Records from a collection
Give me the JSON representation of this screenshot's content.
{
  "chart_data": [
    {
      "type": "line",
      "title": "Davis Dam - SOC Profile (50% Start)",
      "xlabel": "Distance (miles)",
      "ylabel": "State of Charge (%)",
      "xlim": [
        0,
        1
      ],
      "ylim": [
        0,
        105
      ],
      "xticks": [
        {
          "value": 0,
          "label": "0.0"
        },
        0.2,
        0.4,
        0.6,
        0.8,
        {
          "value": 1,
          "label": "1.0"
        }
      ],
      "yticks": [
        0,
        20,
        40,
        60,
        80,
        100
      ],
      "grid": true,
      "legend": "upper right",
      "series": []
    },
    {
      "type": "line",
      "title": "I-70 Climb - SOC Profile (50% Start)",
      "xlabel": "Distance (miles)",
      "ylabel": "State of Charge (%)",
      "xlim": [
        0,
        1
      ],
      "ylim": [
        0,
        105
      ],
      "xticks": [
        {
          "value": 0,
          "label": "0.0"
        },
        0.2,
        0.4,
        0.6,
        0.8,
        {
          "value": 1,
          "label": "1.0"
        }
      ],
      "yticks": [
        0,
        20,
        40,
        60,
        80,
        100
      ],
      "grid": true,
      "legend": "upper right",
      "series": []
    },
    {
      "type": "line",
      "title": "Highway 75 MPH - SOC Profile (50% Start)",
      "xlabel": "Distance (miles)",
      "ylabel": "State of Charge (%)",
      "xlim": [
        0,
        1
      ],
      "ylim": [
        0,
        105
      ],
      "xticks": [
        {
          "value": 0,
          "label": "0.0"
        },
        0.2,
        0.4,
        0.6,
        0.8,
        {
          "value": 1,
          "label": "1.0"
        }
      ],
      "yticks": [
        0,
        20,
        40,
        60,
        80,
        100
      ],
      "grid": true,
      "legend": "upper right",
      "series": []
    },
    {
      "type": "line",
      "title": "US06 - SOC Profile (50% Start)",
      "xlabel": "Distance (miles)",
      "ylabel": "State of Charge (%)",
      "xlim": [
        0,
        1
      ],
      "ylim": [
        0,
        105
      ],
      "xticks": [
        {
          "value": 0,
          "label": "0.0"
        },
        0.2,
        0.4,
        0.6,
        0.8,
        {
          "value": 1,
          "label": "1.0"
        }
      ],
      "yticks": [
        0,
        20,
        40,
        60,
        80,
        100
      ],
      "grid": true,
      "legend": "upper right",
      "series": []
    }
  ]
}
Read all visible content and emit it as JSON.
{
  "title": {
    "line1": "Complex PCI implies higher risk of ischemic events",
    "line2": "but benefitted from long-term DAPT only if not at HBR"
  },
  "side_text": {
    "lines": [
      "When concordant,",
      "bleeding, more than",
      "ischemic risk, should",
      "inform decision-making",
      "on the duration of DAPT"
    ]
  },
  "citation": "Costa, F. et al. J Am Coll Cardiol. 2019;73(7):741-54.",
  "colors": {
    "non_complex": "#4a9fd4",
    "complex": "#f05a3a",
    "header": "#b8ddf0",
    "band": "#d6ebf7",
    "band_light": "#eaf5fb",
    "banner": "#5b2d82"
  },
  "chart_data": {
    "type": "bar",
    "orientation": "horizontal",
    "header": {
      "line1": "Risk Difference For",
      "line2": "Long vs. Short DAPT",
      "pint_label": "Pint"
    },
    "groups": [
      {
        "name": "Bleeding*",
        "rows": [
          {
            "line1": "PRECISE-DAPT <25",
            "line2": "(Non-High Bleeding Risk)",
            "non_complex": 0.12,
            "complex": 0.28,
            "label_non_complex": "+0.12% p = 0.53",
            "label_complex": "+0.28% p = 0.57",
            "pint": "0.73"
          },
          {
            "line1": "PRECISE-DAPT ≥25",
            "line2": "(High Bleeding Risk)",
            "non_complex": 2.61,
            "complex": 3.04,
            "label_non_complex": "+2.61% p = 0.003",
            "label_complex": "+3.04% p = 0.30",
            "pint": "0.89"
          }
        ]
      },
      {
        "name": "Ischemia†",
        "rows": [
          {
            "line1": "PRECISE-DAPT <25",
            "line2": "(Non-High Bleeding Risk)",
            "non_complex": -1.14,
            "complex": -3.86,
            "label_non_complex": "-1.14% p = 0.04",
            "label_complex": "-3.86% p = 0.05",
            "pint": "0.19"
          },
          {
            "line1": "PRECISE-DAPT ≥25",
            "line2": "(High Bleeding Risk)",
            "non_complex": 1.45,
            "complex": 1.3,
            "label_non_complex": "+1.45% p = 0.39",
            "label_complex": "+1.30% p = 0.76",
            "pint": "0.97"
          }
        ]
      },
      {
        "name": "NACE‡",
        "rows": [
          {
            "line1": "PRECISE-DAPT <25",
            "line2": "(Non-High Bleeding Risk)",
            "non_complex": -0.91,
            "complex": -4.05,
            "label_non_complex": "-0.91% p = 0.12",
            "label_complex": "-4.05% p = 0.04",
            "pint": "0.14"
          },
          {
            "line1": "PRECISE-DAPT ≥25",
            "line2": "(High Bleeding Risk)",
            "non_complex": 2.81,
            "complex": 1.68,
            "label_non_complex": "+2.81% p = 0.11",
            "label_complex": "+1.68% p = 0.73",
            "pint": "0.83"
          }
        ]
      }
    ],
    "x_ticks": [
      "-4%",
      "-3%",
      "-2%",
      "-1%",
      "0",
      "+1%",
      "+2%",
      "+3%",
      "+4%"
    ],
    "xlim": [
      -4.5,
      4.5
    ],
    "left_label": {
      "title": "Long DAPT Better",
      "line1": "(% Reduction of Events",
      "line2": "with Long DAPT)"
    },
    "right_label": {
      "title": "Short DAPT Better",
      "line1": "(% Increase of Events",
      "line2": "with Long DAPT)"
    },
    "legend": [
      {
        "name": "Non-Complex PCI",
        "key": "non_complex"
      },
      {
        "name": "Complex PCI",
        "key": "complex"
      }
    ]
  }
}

Given instruction ▸ Copy out all of the records shown above exactly.

Result ▸
Give me the JSON representation of this screenshot's content.
{
  "chart_data": [
    {
      "type": "line",
      "title": "Davis Dam - SOC Profile (50% Start)",
      "xlabel": "Distance (miles)",
      "ylabel": "State of Charge (%)",
      "xlim": [
        0,
        1
      ],
      "ylim": [
        0,
        105
      ],
      "xticks": [
        {
          "value": 0,
          "label": "0.0"
        },
        0.2,
        0.4,
        0.6,
        0.8,
        {
          "value": 1,
          "label": "1.0"
        }
      ],
      "yticks": [
        0,
        20,
        40,
        60,
        80,
        100
      ],
      "grid": true,
      "legend": "upper right",
      "series": []
    },
    {
      "type": "line",
      "title": "I-70 Climb - SOC Profile (50% Start)",
      "xlabel": "Distance (miles)",
      "ylabel": "State of Charge (%)",
      "xlim": [
        0,
        1
      ],
      "ylim": [
        0,
        105
      ],
      "xticks": [
        {
          "value": 0,
          "label": "0.0"
        },
        0.2,
        0.4,
        0.6,
        0.8,
        {
          "value": 1,
          "label": "1.0"
        }
      ],
      "yticks": [
        0,
        20,
        40,
        60,
        80,
        100
      ],
      "grid": true,
      "legend": "upper right",
      "series": []
    },
    {
      "type": "line",
      "title": "Highway 75 MPH - SOC Profile (50% Start)",
      "xlabel": "Distance (miles)",
      "ylabel": "State of Charge (%)",
      "xlim": [
        0,
        1
      ],
      "ylim": [
        0,
        105
      ],
      "xticks": [
        {
          "value": 0,
          "label": "0.0"
        },
        0.2,
        0.4,
        0.6,
        0.8,
        {
          "value": 1,
          "label": "1.0"
        }
      ],
      "yticks": [
        0,
        20,
        40,
        60,
        80,
        100
      ],
      "grid": true,
      "legend": "upper right",
      "series": []
    },
    {
      "type": "line",
      "title": "US06 - SOC Profile (50% Start)",
      "xlabel": "Distance (miles)",
      "ylabel": "State of Charge (%)",
      "xlim": [
        0,
        1
      ],
      "ylim": [
        0,
        105
      ],
      "xticks": [
        {
          "value": 0,
          "label": "0.0"
        },
        0.2,
        0.4,
        0.6,
        0.8,
        {
          "value": 1,
          "label": "1.0"
        }
      ],
      "yticks": [
        0,
        20,
        40,
        60,
        80,
        100
      ],
      "grid": true,
      "legend": "upper right",
      "series": []
    }
  ]
}
Read all visible content and emit it as JSON.
{
  "title": {
    "line1": "Complex PCI implies higher risk of ischemic events",
    "line2": "but benefitted from long-term DAPT only if not at HBR"
  },
  "side_text": {
    "lines": [
      "When concordant,",
      "bleeding, more than",
      "ischemic risk, should",
      "inform decision-making",
      "on the duration of DAPT"
    ]
  },
  "citation": "Costa, F. et al. J Am Coll Cardiol. 2019;73(7):741-54.",
  "colors": {
    "non_complex": "#4a9fd4",
    "complex": "#f05a3a",
    "header": "#b8ddf0",
    "band": "#d6ebf7",
    "band_light": "#eaf5fb",
    "banner": "#5b2d82"
  },
  "chart_data": {
    "type": "bar",
    "orientation": "horizontal",
    "header": {
      "line1": "Risk Difference For",
      "line2": "Long vs. Short DAPT",
      "pint_label": "Pint"
    },
    "groups": [
      {
        "name": "Bleeding*",
        "rows": [
          {
            "line1": "PRECISE-DAPT <25",
            "line2": "(Non-High Bleeding Risk)",
            "non_complex": 0.12,
            "complex": 0.28,
            "label_non_complex": "+0.12% p = 0.53",
            "label_complex": "+0.28% p = 0.57",
            "pint": "0.73"
          },
          {
            "line1": "PRECISE-DAPT ≥25",
            "line2": "(High Bleeding Risk)",
            "non_complex": 2.61,
            "complex": 3.04,
            "label_non_complex": "+2.61% p = 0.003",
            "label_complex": "+3.04% p = 0.30",
            "pint": "0.89"
          }
        ]
      },
      {
        "name": "Ischemia†",
        "rows": [
          {
            "line1": "PRECISE-DAPT <25",
            "line2": "(Non-High Bleeding Risk)",
            "non_complex": -1.14,
            "complex": -3.86,
            "label_non_complex": "-1.14% p = 0.04",
            "label_complex": "-3.86% p = 0.05",
            "pint": "0.19"
          },
          {
            "line1": "PRECISE-DAPT ≥25",
            "line2": "(High Bleeding Risk)",
            "non_complex": 1.45,
            "complex": 1.3,
            "label_non_complex": "+1.45% p = 0.39",
            "label_complex": "+1.30% p = 0.76",
            "pint": "0.97"
          }
        ]
      },
      {
        "name": "NACE‡",
        "rows": [
          {
            "line1": "PRECISE-DAPT <25",
            "line2": "(Non-High Bleeding Risk)",
            "non_complex": -0.91,
            "complex": -4.05,
            "label_non_complex": "-0.91% p = 0.12",
            "label_complex": "-4.05% p = 0.04",
            "pint": "0.14"
          },
          {
            "line1": "PRECISE-DAPT ≥25",
            "line2": "(High Bleeding Risk)",
            "non_complex": 2.81,
            "complex": 1.68,
            "label_non_complex": "+2.81% p = 0.11",
            "label_complex": "+1.68% p = 0.73",
            "pint": "0.83"
          }
        ]
      }
    ],
    "x_ticks": [
      "-4%",
      "-3%",
      "-2%",
      "-1%",
      "0",
      "+1%",
      "+2%",
      "+3%",
      "+4%"
    ],
    "xlim": [
      -4.5,
      4.5
    ],
    "left_label": {
      "title": "Long DAPT Better",
      "line1": "(% Reduction of Events",
      "line2": "with Long DAPT)"
    },
    "right_label": {
      "title": "Short DAPT Better",
      "line1": "(% Increase of Events",
      "line2": "with Long DAPT)"
    },
    "legend": [
      {
        "name": "Non-Complex PCI",
        "key": "non_complex"
      },
      {
        "name": "Complex PCI",
        "key": "complex"
      }
    ]
  }
}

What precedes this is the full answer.